* _MATERIAL PROVIDED_
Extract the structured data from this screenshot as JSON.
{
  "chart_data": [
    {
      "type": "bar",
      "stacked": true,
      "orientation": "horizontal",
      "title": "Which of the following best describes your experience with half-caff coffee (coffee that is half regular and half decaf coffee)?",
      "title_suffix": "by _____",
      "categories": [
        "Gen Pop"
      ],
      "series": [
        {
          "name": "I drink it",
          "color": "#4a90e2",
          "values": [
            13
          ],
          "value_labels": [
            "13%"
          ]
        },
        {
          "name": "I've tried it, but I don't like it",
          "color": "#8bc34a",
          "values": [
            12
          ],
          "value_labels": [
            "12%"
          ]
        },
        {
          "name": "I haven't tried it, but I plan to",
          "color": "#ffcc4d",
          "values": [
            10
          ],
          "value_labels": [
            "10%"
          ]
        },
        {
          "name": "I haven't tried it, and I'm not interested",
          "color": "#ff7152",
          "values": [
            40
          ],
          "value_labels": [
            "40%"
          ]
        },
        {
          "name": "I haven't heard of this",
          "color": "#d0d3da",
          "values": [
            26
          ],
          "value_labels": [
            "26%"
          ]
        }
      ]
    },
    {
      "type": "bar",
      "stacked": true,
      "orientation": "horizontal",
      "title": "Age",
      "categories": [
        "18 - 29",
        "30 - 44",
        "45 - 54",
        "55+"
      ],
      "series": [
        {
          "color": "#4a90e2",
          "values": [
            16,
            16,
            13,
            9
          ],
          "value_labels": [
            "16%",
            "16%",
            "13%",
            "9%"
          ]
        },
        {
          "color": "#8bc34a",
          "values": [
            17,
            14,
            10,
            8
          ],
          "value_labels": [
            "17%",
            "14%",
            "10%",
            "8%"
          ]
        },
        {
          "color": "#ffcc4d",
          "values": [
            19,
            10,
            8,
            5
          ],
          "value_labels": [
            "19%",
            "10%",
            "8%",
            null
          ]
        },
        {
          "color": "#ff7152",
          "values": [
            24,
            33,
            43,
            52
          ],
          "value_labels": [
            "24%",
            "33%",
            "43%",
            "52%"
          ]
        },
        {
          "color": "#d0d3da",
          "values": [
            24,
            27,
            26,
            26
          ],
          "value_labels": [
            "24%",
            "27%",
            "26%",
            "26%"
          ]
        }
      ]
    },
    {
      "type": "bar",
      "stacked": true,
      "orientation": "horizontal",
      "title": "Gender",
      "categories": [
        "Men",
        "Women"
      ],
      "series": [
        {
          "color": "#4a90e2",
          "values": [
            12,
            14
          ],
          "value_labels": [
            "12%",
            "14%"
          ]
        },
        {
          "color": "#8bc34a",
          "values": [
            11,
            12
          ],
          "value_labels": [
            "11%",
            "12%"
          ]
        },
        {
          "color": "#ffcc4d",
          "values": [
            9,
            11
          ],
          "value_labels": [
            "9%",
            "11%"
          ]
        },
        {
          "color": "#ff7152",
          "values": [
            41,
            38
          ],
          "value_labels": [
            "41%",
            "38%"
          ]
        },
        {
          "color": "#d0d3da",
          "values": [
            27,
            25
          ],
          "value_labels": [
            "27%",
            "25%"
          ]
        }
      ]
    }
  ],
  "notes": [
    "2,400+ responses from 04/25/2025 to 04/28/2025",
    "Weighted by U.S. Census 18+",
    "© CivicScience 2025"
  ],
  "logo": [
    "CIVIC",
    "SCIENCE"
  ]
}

* _WHAT THE TASK REQUIRES_
Repeat every entry word for word.

* _TASK SOLUTION_
Extract the structured data from this screenshot as JSON.
{
  "chart_data": [
    {
      "type": "bar",
      "stacked": true,
      "orientation": "horizontal",
      "title": "Which of the following best describes your experience with half-caff coffee (coffee that is half regular and half decaf coffee)?",
      "title_suffix": "by _____",
      "categories": [
        "Gen Pop"
      ],
      "series": [
        {
          "name": "I drink it",
          "color": "#4a90e2",
          "values": [
            13
          ],
          "value_labels": [
            "13%"
          ]
        },
        {
          "name": "I've tried it, but I don't like it",
          "color": "#8bc34a",
          "values": [
            12
          ],
          "value_labels": [
            "12%"
          ]
        },
        {
          "name": "I haven't tried it, but I plan to",
          "color": "#ffcc4d",
          "values": [
            10
          ],
          "value_labels": [
            "10%"
          ]
        },
        {
          "name": "I haven't tried it, and I'm not interested",
          "color": "#ff7152",
          "values": [
            40
          ],
          "value_labels": [
            "40%"
          ]
        },
        {
          "name": "I haven't heard of this",
          "color": "#d0d3da",
          "values": [
            26
          ],
          "value_labels": [
            "26%"
          ]
        }
      ]
    },
    {
      "type": "bar",
      "stacked": true,
      "orientation": "horizontal",
      "title": "Age",
      "categories": [
        "18 - 29",
        "30 - 44",
        "45 - 54",
        "55+"
      ],
      "series": [
        {
          "color": "#4a90e2",
          "values": [
            16,
            16,
            13,
            9
          ],
          "value_labels": [
            "16%",
            "16%",
            "13%",
            "9%"
          ]
        },
        {
          "color": "#8bc34a",
          "values": [
            17,
            14,
            10,
            8
          ],
          "value_labels": [
            "17%",
            "14%",
            "10%",
            "8%"
          ]
        },
        {
          "color": "#ffcc4d",
          "values": [
            19,
            10,
            8,
            5
          ],
          "value_labels": [
            "19%",
            "10%",
            "8%",
            null
          ]
        },
        {
          "color": "#ff7152",
          "values": [
            24,
            33,
            43,
            52
          ],
          "value_labels": [
            "24%",
            "33%",
            "43%",
            "52%"
          ]
        },
        {
          "color": "#d0d3da",
          "values": [
            24,
            27,
            26,
            26
          ],
          "value_labels": [
            "24%",
            "27%",
            "26%",
            "26%"
          ]
        }
      ]
    },
    {
      "type": "bar",
      "stacked": true,
      "orientation": "horizontal",
      "title": "Gender",
      "categories": [
        "Men",
        "Women"
      ],
      "series": [
        {
          "color": "#4a90e2",
          "values": [
            12,
            14
          ],
          "value_labels": [
            "12%",
            "14%"
          ]
        },
        {
          "color": "#8bc34a",
          "values": [
            11,
            12
          ],
          "value_labels": [
            "11%",
            "12%"
          ]
        },
        {
          "color": "#ffcc4d",
          "values": [
            9,
            11
          ],
          "value_labels": [
            "9%",
            "11%"
          ]
        },
        {
          "color": "#ff7152",
          "values": [
            41,
            38
          ],
          "value_labels": [
            "41%",
            "38%"
          ]
        },
        {
          "color": "#d0d3da",
          "values": [
            27,
            25
          ],
          "value_labels": [
            "27%",
            "25%"
          ]
        }
      ]
    }
  ],
  "notes": [
    "2,400+ responses from 04/25/2025 to 04/28/2025",
    "Weighted by U.S. Census 18+",
    "© CivicScience 2025"
  ],
  "logo": [
    "CIVIC",
    "SCIENCE"
  ]
}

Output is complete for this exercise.